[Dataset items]

== == ==

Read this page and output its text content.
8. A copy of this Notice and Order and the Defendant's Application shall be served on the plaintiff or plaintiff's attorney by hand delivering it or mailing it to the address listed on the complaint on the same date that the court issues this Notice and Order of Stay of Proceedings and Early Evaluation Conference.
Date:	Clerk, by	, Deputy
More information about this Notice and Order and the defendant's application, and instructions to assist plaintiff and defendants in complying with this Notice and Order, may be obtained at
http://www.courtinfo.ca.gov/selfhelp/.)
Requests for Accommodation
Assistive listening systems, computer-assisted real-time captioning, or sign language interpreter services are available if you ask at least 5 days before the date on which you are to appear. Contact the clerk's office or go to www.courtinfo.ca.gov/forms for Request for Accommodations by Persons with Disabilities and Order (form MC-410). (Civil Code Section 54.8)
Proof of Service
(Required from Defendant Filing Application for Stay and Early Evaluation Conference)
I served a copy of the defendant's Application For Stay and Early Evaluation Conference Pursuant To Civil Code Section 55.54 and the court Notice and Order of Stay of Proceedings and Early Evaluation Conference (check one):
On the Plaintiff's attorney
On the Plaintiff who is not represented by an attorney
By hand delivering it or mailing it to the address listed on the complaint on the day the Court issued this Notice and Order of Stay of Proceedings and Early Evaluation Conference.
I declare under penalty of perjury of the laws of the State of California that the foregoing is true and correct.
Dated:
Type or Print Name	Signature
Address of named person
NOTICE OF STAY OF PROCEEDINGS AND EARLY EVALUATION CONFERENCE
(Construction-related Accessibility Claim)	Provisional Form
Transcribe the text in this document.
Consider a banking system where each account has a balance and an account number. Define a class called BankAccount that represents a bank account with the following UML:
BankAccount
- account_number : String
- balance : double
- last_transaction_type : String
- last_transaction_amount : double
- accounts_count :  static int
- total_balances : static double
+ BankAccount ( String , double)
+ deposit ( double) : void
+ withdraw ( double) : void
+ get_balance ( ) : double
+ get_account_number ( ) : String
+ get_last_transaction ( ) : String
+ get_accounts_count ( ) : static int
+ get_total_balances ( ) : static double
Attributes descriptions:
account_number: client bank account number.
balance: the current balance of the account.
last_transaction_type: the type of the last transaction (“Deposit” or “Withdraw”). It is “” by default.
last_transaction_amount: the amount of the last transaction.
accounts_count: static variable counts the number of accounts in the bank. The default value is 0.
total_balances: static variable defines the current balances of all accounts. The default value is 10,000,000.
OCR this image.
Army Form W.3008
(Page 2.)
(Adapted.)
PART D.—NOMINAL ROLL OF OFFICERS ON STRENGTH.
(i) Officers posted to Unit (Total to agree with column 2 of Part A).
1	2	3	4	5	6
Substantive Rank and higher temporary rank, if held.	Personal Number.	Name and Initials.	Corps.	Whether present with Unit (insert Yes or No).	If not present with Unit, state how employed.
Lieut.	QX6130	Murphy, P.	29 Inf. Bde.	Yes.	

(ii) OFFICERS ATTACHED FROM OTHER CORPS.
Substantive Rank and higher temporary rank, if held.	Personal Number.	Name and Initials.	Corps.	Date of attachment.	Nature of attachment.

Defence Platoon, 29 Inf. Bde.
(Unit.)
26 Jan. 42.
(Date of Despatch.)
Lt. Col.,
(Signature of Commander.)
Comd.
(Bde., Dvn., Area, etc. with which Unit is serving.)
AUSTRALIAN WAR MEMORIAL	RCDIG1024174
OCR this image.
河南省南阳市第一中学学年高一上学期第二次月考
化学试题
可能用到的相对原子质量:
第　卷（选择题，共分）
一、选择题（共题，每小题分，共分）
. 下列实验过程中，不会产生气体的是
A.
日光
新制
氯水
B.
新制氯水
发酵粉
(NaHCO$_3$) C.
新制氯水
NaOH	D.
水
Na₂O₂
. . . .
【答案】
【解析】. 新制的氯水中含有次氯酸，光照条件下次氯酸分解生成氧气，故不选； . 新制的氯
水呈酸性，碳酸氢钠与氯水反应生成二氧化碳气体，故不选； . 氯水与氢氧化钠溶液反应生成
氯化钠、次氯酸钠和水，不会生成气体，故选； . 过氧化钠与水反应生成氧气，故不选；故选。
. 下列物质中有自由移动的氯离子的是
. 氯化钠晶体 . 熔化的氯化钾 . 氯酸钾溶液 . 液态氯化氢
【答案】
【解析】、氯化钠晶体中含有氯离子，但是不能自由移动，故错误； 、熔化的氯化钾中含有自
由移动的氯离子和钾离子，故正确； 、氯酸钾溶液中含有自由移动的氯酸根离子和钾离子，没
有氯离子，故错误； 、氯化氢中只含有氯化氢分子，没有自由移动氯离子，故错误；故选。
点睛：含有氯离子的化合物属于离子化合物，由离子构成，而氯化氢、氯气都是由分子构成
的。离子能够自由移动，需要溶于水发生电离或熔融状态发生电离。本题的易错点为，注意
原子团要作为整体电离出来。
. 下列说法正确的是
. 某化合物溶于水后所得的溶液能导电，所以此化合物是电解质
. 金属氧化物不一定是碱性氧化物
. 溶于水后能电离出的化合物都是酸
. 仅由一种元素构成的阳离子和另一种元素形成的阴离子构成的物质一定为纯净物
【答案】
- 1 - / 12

== == ==

- **AIM**
Write out the entries above word for word.

- **WRITTEN REPLY**
Read this page and output its text content.
8. A copy of this Notice and Order and the Defendant's Application shall be served on the plaintiff or plaintiff's attorney by hand delivering it or mailing it to the address listed on the complaint on the same date that the court issues this Notice and Order of Stay of Proceedings and Early Evaluation Conference.
Date:	Clerk, by	, Deputy
More information about this Notice and Order and the defendant's application, and instructions to assist plaintiff and defendants in complying with this Notice and Order, may be obtained at
http://www.courtinfo.ca.gov/selfhelp/.)
Requests for Accommodation
Assistive listening systems, computer-assisted real-time captioning, or sign language interpreter services are available if you ask at least 5 days before the date on which you are to appear. Contact the clerk's office or go to www.courtinfo.ca.gov/forms for Request for Accommodations by Persons with Disabilities and Order (form MC-410). (Civil Code Section 54.8)
Proof of Service
(Required from Defendant Filing Application for Stay and Early Evaluation Conference)
I served a copy of the defendant's Application For Stay and Early Evaluation Conference Pursuant To Civil Code Section 55.54 and the court Notice and Order of Stay of Proceedings and Early Evaluation Conference (check one):
On the Plaintiff's attorney
On the Plaintiff who is not represented by an attorney
By hand delivering it or mailing it to the address listed on the complaint on the day the Court issued this Notice and Order of Stay of Proceedings and Early Evaluation Conference.
I declare under penalty of perjury of the laws of the State of California that the foregoing is true and correct.
Dated:
Type or Print Name	Signature
Address of named person
NOTICE OF STAY OF PROCEEDINGS AND EARLY EVALUATION CONFERENCE
(Construction-related Accessibility Claim)	Provisional Form
Transcribe the text in this document.
Consider a banking system where each account has a balance and an account number. Define a class called BankAccount that represents a bank account with the following UML:
BankAccount
- account_number : String
- balance : double
- last_transaction_type : String
- last_transaction_amount : double
- accounts_count :  static int
- total_balances : static double
+ BankAccount ( String , double)
+ deposit ( double) : void
+ withdraw ( double) : void
+ get_balance ( ) : double
+ get_account_number ( ) : String
+ get_last_transaction ( ) : String
+ get_accounts_count ( ) : static int
+ get_total_balances ( ) : static double
Attributes descriptions:
account_number: client bank account number.
balance: the current balance of the account.
last_transaction_type: the type of the last transaction (“Deposit” or “Withdraw”). It is “” by default.
last_transaction_amount: the amount of the last transaction.
accounts_count: static variable counts the number of accounts in the bank. The default value is 0.
total_balances: static variable defines the current balances of all accounts. The default value is 10,000,000.
OCR this image.
Army Form W.3008
(Page 2.)
(Adapted.)
PART D.—NOMINAL ROLL OF OFFICERS ON STRENGTH.
(i) Officers posted to Unit (Total to agree with column 2 of Part A).
1	2	3	4	5	6
Substantive Rank and higher temporary rank, if held.	Personal Number.	Name and Initials.	Corps.	Whether present with Unit (insert Yes or No).	If not present with Unit, state how employed.
Lieut.	QX6130	Murphy, P.	29 Inf. Bde.	Yes.	

(ii) OFFICERS ATTACHED FROM OTHER CORPS.
Substantive Rank and higher temporary rank, if held.	Personal Number.	Name and Initials.	Corps.	Date of attachment.	Nature of attachment.

Defence Platoon, 29 Inf. Bde.
(Unit.)
26 Jan. 42.
(Date of Despatch.)
Lt. Col.,
(Signature of Commander.)
Comd.
(Bde., Dvn., Area, etc. with which Unit is serving.)
AUSTRALIAN WAR MEMORIAL	RCDIG1024174
OCR this image.
河南省南阳市第一中学学年高一上学期第二次月考
化学试题
可能用到的相对原子质量:
第　卷（选择题，共分）
一、选择题（共题，每小题分，共分）
. 下列实验过程中，不会产生气体的是
A.
日光
新制
氯水
B.
新制氯水
发酵粉
(NaHCO$_3$) C.
新制氯水
NaOH	D.
水
Na₂O₂
. . . .
【答案】
【解析】. 新制的氯水中含有次氯酸，光照条件下次氯酸分解生成氧气，故不选； . 新制的氯
水呈酸性，碳酸氢钠与氯水反应生成二氧化碳气体，故不选； . 氯水与氢氧化钠溶液反应生成
氯化钠、次氯酸钠和水，不会生成气体，故选； . 过氧化钠与水反应生成氧气，故不选；故选。
. 下列物质中有自由移动的氯离子的是
. 氯化钠晶体 . 熔化的氯化钾 . 氯酸钾溶液 . 液态氯化氢
【答案】
【解析】、氯化钠晶体中含有氯离子，但是不能自由移动，故错误； 、熔化的氯化钾中含有自
由移动的氯离子和钾离子，故正确； 、氯酸钾溶液中含有自由移动的氯酸根离子和钾离子，没
有氯离子，故错误； 、氯化氢中只含有氯化氢分子，没有自由移动氯离子，故错误；故选。
点睛：含有氯离子的化合物属于离子化合物，由离子构成，而氯化氢、氯气都是由分子构成
的。离子能够自由移动，需要溶于水发生电离或熔融状态发生电离。本题的易错点为，注意
原子团要作为整体电离出来。
. 下列说法正确的是
. 某化合物溶于水后所得的溶液能导电，所以此化合物是电解质
. 金属氧化物不一定是碱性氧化物
. 溶于水后能电离出的化合物都是酸
. 仅由一种元素构成的阳离子和另一种元素形成的阴离子构成的物质一定为纯净物
【答案】
- 1 - / 12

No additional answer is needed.